## SET TASK
Gather every line that includes the word "JSON", please.
● ● ● ● ● ● ●
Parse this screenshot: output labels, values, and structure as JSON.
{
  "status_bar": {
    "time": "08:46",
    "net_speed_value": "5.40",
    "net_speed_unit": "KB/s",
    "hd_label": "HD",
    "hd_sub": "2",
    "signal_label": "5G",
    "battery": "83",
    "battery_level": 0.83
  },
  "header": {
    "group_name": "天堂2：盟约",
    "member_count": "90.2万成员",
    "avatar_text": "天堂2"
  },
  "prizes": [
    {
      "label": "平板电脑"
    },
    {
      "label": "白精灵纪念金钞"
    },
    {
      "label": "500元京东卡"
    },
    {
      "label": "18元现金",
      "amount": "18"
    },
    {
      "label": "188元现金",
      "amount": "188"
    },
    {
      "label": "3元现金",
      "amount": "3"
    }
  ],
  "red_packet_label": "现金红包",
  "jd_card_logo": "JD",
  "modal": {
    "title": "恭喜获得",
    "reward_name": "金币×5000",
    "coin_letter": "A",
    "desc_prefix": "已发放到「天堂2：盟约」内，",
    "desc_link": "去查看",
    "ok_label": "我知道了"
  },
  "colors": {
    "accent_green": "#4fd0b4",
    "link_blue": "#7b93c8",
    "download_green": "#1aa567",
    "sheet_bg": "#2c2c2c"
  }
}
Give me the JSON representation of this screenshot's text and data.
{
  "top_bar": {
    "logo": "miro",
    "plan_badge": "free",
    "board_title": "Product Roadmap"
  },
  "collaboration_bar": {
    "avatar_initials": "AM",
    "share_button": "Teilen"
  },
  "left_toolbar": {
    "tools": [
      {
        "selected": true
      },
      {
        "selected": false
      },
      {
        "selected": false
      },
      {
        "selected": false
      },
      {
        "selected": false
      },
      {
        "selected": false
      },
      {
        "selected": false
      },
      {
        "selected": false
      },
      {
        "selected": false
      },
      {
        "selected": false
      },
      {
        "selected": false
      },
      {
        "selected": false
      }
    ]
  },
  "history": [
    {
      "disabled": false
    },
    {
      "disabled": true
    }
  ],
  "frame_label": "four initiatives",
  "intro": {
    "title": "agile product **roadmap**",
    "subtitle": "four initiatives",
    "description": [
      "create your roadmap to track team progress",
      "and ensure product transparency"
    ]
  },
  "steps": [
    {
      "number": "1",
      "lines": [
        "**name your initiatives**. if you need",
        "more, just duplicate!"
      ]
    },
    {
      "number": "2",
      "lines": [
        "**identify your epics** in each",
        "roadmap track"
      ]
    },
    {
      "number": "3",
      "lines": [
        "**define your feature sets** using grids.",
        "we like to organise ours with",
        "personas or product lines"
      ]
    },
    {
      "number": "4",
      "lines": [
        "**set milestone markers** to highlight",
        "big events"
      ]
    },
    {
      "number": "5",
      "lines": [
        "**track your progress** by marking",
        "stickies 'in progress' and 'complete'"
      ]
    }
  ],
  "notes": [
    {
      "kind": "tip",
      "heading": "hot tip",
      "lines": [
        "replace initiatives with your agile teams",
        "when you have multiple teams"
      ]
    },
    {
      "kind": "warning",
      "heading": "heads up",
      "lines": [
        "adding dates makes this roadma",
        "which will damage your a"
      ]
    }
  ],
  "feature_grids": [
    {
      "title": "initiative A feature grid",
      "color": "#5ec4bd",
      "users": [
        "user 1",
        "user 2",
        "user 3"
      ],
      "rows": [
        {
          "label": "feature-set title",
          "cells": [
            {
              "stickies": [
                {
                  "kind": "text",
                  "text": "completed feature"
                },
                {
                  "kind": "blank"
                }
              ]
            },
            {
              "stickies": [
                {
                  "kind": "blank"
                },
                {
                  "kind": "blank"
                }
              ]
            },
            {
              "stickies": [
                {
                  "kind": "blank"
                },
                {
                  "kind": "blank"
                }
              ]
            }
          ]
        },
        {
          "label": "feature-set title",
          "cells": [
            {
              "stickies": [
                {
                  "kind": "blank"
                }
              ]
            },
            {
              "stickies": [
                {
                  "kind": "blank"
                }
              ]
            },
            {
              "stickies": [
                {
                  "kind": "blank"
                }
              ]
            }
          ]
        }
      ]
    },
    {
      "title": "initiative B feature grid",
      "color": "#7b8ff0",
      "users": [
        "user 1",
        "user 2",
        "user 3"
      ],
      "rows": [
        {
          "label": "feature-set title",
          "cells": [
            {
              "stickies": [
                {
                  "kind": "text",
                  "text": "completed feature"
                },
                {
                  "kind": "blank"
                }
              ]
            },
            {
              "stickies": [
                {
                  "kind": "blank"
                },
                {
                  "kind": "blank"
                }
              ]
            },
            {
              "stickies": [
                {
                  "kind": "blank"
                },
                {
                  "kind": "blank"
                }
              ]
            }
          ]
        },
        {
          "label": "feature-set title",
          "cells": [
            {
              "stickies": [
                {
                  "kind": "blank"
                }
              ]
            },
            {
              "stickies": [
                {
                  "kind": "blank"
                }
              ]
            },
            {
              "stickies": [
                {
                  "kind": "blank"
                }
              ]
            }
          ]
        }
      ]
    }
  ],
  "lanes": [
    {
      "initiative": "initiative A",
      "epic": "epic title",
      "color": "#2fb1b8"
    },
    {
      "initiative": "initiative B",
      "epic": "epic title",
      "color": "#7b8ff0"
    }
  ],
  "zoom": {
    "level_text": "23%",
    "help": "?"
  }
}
● ● ● ● ● ● ●
## ANSWER TO THE TASK
Parse this screenshot: output labels, values, and structure as JSON.
Give me the JSON representation of this screenshot's text and data.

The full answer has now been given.